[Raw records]
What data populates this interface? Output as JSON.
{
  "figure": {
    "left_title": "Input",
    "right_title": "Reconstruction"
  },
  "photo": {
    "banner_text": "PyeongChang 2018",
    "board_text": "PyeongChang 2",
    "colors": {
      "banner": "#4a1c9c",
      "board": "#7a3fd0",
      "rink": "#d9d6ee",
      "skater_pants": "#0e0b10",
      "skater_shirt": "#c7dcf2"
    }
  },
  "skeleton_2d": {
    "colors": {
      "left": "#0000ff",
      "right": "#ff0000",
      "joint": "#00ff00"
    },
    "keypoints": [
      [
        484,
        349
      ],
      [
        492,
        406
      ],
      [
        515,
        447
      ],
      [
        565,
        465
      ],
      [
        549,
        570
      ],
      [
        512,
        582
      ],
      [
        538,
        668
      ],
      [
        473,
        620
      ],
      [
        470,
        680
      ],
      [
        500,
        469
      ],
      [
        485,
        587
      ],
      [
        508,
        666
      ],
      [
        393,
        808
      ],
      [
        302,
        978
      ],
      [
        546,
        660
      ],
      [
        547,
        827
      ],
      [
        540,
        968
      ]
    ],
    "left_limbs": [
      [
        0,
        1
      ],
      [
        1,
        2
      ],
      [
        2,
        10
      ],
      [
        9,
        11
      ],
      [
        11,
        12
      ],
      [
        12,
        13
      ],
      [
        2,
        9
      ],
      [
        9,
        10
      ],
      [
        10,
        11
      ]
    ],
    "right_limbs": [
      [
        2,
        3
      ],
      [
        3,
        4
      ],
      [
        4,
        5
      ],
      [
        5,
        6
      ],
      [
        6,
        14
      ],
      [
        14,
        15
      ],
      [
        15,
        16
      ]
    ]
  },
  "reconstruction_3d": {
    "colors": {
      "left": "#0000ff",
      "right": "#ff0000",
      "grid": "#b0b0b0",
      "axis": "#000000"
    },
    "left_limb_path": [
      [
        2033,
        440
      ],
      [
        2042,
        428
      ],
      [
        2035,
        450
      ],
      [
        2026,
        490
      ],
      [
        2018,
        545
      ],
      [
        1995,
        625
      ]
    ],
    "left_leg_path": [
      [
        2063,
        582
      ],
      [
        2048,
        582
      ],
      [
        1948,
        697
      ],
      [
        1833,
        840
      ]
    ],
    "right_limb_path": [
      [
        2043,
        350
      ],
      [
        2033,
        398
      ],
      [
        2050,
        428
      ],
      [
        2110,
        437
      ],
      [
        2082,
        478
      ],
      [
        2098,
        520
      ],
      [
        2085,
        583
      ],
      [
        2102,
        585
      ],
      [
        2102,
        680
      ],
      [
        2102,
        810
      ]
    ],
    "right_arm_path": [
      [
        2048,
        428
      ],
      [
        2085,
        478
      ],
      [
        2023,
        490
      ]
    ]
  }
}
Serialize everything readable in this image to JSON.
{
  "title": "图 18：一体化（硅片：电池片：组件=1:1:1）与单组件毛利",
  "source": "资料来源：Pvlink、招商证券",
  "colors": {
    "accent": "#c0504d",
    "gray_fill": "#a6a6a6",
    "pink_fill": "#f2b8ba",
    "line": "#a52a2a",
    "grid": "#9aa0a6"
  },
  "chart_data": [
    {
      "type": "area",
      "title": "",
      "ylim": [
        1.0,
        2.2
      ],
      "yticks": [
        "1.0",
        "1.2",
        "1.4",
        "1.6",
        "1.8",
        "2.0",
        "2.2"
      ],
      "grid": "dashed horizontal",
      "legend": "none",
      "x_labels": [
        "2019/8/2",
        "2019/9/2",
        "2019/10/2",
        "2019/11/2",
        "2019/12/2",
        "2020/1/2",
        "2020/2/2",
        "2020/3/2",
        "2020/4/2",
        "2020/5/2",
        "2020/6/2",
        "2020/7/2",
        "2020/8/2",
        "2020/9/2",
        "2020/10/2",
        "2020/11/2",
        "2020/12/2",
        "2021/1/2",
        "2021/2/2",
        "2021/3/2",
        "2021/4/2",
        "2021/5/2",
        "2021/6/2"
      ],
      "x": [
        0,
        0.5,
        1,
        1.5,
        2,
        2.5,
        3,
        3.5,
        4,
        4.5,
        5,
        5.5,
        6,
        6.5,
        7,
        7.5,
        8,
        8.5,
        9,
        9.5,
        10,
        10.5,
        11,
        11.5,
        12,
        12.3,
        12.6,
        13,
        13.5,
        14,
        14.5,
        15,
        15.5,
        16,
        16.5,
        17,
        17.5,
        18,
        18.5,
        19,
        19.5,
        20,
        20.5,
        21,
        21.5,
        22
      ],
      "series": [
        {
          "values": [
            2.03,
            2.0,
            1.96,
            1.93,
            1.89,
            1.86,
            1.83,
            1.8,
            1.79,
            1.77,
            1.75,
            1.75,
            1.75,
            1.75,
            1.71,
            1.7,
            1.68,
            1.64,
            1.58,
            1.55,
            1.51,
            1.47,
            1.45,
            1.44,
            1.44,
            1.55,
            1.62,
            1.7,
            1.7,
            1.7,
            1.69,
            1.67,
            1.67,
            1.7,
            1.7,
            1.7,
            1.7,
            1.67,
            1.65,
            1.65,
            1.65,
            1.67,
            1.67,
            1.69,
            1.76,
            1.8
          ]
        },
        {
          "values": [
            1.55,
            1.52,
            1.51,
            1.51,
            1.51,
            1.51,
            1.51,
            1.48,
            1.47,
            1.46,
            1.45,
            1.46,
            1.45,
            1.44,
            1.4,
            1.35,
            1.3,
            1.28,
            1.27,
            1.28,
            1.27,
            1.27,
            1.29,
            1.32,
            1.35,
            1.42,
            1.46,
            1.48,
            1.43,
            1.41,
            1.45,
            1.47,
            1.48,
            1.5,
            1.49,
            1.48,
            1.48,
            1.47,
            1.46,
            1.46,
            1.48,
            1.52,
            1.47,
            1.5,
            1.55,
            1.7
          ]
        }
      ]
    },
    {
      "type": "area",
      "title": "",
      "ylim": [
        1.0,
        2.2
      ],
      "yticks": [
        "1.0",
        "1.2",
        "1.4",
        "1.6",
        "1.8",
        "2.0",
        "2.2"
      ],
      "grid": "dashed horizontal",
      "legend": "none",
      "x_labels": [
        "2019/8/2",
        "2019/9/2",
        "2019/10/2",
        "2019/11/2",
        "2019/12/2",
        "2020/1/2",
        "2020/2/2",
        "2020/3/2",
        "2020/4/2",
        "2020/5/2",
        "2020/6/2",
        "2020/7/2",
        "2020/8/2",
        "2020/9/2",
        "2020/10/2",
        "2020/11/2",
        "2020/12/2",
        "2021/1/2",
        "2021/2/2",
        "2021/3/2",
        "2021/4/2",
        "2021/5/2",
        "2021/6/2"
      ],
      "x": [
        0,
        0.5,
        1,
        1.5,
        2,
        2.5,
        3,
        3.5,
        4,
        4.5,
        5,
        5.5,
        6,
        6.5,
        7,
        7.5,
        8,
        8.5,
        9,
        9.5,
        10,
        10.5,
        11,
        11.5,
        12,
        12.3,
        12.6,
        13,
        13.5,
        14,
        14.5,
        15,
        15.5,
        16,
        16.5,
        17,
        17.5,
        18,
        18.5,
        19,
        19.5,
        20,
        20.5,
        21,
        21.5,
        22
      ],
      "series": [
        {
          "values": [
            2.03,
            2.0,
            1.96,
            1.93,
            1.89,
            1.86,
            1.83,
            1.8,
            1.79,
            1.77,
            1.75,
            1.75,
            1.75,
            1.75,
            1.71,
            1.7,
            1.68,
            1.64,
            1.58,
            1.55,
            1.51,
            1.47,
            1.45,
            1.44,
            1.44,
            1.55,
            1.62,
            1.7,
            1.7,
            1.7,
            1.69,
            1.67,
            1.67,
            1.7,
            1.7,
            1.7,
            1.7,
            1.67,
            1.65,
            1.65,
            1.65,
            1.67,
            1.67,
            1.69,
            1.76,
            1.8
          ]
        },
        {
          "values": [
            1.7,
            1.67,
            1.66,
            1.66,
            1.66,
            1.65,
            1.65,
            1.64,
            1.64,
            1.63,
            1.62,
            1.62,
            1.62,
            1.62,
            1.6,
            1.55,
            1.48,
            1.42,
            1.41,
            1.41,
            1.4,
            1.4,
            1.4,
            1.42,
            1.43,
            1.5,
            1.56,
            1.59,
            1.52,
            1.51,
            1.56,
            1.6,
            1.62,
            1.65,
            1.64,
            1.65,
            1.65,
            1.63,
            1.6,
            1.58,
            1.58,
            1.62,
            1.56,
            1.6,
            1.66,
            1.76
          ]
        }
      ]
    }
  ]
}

### Set problem
Copy out each line in the preceding records that contains "grid".

### Worked answer
      "grid": "#b0b0b0",
    "grid": "#9aa0a6"
      "grid": "dashed horizontal",
      "grid": "dashed horizontal",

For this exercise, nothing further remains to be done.